◆ What needs to be done:
Below are the records; pull every line that includes "have".

◆ Excerpted data:

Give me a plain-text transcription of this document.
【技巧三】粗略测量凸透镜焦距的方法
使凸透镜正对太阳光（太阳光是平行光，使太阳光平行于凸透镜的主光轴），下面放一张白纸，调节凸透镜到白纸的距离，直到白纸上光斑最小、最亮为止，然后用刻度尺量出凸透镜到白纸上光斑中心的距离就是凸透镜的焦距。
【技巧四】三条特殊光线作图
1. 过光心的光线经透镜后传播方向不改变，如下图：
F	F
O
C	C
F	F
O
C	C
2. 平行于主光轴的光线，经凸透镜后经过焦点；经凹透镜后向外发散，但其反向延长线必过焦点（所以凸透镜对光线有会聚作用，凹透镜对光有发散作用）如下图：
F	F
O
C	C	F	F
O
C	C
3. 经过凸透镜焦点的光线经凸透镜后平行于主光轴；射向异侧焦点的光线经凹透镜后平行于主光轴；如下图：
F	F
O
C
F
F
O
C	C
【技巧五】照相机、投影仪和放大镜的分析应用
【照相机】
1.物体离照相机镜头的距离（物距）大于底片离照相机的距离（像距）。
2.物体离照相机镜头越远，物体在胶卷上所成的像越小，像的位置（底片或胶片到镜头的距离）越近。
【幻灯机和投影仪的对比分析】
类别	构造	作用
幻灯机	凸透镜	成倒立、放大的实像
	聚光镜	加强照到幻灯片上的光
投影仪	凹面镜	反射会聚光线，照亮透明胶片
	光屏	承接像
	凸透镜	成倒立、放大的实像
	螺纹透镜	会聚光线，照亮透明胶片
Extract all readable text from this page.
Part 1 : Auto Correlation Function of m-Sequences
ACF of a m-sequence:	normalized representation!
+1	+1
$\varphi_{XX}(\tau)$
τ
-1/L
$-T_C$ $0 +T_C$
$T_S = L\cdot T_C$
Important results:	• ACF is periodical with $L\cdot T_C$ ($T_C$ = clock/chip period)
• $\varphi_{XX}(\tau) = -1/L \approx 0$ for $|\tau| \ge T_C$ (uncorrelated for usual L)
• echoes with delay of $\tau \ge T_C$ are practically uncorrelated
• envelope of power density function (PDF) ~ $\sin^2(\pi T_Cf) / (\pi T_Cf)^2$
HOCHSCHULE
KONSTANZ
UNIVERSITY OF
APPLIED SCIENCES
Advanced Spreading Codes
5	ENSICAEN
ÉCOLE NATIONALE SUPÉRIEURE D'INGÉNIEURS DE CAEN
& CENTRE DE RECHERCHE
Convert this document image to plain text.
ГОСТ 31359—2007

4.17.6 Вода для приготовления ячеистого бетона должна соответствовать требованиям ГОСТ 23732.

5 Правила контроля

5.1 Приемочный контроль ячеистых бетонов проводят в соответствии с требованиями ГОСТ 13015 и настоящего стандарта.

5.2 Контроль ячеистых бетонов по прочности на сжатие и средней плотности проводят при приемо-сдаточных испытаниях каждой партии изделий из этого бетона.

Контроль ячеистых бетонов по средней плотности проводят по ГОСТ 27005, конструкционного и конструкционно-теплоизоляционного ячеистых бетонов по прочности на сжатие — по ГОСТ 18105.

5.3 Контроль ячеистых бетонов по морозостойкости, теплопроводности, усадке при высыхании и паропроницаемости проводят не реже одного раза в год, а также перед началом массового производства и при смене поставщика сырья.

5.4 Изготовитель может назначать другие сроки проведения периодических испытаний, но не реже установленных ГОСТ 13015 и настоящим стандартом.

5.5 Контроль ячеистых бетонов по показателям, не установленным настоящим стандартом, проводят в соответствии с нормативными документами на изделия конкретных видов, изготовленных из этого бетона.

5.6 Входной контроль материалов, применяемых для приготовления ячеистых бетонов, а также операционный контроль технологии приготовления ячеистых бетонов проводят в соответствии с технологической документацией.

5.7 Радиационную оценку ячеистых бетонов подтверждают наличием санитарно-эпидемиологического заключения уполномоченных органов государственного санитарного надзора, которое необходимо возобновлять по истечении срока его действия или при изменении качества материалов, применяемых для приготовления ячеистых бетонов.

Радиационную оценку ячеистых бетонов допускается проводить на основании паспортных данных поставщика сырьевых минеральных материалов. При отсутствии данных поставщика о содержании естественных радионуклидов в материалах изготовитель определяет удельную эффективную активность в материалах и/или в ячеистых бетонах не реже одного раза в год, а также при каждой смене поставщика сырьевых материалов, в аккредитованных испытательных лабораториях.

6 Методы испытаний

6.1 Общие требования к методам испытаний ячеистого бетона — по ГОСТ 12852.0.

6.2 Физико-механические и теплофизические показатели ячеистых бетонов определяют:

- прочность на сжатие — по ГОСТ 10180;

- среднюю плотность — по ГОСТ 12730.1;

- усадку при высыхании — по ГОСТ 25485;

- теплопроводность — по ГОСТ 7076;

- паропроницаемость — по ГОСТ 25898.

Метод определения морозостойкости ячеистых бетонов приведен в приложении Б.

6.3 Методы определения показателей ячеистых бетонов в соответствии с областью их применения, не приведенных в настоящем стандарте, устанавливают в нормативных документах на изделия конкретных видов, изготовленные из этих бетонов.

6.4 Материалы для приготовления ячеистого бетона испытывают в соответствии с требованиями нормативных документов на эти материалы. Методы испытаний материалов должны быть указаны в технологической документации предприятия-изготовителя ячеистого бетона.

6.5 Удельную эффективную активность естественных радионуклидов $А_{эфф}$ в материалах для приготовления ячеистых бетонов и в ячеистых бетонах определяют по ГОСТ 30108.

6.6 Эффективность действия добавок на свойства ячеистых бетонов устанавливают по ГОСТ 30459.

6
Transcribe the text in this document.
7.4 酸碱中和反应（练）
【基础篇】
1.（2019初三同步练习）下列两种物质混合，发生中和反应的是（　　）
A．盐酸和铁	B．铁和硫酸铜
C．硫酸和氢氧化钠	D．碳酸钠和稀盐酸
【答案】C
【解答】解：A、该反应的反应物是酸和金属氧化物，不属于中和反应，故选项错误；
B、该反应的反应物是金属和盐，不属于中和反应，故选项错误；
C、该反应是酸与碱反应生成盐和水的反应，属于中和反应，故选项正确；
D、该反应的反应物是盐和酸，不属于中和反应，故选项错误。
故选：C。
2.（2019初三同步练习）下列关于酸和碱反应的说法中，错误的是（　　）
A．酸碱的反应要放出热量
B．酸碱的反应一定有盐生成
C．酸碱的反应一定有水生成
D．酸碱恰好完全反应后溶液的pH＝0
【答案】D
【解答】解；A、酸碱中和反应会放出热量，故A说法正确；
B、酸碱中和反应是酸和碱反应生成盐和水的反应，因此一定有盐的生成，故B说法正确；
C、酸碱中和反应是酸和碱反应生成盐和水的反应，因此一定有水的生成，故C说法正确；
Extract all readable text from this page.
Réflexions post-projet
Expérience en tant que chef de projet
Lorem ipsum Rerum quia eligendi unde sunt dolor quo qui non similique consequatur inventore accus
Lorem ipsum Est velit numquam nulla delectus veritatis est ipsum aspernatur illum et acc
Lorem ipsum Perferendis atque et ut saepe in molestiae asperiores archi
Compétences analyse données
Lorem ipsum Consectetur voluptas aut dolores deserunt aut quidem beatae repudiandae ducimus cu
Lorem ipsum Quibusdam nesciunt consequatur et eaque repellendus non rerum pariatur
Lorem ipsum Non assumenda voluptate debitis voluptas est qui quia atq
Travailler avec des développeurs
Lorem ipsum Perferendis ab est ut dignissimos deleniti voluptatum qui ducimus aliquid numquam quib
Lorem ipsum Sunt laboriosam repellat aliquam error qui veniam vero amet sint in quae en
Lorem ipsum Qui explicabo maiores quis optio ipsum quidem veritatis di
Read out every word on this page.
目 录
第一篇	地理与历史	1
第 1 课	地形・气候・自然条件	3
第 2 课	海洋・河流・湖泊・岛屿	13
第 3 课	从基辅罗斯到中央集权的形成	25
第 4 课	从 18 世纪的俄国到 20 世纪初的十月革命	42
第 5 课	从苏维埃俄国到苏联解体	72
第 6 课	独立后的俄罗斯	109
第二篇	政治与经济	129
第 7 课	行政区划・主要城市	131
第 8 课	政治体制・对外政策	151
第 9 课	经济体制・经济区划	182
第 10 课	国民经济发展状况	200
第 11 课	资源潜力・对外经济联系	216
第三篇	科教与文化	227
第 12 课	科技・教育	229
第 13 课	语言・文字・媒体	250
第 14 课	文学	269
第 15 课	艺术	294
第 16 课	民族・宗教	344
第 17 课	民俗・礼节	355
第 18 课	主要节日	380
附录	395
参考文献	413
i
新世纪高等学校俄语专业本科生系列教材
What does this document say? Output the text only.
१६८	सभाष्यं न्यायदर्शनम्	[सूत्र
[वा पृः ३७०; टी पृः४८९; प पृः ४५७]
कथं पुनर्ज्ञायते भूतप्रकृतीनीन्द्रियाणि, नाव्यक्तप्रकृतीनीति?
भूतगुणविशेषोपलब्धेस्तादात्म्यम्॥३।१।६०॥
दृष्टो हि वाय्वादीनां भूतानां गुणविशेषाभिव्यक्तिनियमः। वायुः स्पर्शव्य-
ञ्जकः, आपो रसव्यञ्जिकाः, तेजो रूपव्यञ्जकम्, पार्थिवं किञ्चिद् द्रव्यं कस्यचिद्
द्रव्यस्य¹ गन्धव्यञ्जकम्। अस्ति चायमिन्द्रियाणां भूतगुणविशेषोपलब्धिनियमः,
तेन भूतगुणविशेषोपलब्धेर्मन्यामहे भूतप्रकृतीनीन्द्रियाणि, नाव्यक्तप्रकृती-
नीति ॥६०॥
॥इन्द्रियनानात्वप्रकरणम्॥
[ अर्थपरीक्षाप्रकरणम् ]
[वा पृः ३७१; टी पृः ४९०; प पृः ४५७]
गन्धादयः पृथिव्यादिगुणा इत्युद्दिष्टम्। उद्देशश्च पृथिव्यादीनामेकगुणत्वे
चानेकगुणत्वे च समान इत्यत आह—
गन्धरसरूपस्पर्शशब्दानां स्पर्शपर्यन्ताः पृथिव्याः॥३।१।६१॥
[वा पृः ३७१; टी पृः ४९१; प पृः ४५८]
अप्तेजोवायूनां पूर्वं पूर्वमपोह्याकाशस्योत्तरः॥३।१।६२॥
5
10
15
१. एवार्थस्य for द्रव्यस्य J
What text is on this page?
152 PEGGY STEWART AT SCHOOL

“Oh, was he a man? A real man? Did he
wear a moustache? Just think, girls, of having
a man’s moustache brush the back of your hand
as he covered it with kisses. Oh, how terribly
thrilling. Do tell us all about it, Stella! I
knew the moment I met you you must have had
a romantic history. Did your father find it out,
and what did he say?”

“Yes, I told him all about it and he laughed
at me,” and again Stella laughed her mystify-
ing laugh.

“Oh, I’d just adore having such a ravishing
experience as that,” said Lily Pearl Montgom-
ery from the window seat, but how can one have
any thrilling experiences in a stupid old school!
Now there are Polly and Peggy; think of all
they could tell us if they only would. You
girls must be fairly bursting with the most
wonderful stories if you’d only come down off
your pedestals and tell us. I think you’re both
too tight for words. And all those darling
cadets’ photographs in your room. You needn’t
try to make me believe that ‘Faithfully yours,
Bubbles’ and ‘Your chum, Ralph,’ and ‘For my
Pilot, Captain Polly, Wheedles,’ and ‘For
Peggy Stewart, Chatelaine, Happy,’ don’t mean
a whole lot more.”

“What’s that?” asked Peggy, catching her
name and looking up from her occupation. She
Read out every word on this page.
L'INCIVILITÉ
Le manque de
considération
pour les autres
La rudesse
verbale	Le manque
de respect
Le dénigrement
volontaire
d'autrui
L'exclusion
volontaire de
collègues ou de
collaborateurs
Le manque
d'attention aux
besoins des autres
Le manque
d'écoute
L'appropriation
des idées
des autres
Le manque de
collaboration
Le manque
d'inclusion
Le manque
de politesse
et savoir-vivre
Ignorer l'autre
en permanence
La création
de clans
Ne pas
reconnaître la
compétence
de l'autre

◆ Response to the exercise:
knew the moment I met you you must have had
ery from the window seat, but how can one have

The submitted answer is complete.